= Goal =
Locate each line containing the string "back" and copy it out.

= Data in this exercise =

******

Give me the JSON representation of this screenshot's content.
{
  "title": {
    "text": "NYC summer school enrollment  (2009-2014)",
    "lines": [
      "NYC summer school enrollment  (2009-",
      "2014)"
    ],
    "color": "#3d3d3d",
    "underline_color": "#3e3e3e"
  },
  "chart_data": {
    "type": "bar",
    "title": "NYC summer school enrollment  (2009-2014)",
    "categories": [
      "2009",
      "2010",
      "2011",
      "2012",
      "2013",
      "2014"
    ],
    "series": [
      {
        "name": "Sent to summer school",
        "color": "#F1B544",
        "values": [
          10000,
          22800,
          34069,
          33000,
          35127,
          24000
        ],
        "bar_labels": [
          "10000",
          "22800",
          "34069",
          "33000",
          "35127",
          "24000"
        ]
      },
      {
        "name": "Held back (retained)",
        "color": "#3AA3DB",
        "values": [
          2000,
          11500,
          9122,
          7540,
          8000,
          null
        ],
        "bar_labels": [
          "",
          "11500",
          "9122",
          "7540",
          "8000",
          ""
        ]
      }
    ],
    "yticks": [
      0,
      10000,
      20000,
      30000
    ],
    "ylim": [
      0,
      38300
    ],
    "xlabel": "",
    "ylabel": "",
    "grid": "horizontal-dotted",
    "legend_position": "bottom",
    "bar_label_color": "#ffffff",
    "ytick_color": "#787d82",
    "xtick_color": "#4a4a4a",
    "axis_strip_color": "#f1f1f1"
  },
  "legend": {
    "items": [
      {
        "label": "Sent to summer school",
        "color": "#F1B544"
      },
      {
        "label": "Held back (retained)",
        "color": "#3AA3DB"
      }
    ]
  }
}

******

= Correct output =
        "name": "Held back (retained)",
        "label": "Held back (retained)",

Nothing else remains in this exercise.